**TASK DETAILS**
Give the data again exactly as written, skipping any pictures.

**GIVEN RECORDS**
'''
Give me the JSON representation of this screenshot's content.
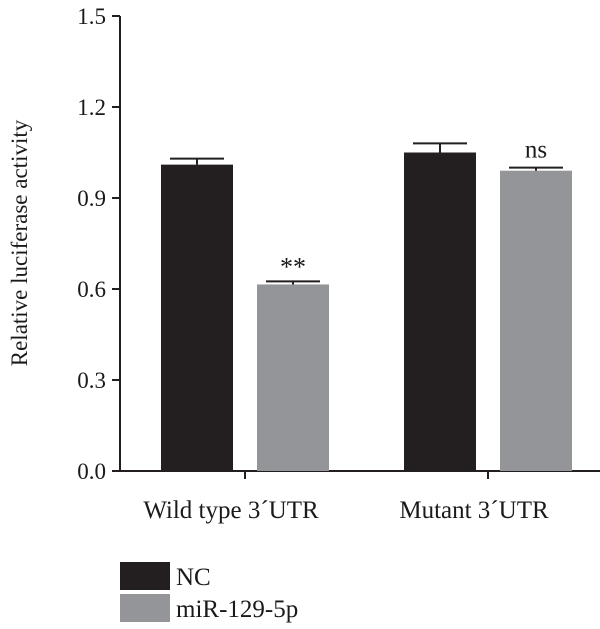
{
  "chart_data": {
    "type": "bar",
    "title": "",
    "xlabel": "",
    "ylabel": "Relative luciferase activity",
    "ylim": [
      0,
      1.5
    ],
    "yticks": [
      "0.0",
      "0.3",
      "0.6",
      "0.9",
      "1.2",
      "1.5"
    ],
    "categories": [
      "Wild type 3´UTR",
      "Mutant 3´UTR"
    ],
    "series": [
      {
        "name": "NC",
        "color": "#231f20",
        "values": [
          1.01,
          1.05
        ],
        "errors": [
          0.02,
          0.03
        ]
      },
      {
        "name": "miR-129-5p",
        "color": "#939598",
        "values": [
          0.615,
          0.99
        ],
        "errors": [
          0.01,
          0.01
        ]
      }
    ],
    "annotations": [
      {
        "category": 0,
        "series": 1,
        "text": "**"
      },
      {
        "category": 1,
        "series": 1,
        "text": "ns"
      }
    ],
    "grid": false,
    "legend_position": "bottom-left"
  }
}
'''
**EXERCISE OUTPUT**
Give me the JSON representation of this screenshot's content.
{
  "chart_data": {
    "type": "bar",
    "title": "",
    "xlabel": "",
    "ylabel": "Relative luciferase activity",
    "ylim": [
      0,
      1.5
    ],
    "yticks": [
      "0.0",
      "0.3",
      "0.6",
      "0.9",
      "1.2",
      "1.5"
    ],
    "categories": [
      "Wild type 3´UTR",
      "Mutant 3´UTR"
    ],
    "series": [
      {
        "name": "NC",
        "color": "#231f20",
        "values": [
          1.01,
          1.05
        ],
        "errors": [
          0.02,
          0.03
        ]
      },
      {
        "name": "miR-129-5p",
        "color": "#939598",
        "values": [
          0.615,
          0.99
        ],
        "errors": [
          0.01,
          0.01
        ]
      }
    ],
    "annotations": [
      {
        "category": 0,
        "series": 1,
        "text": "**"
      },
      {
        "category": 1,
        "series": 1,
        "text": "ns"
      }
    ],
    "grid": false,
    "legend_position": "bottom-left"
  }
}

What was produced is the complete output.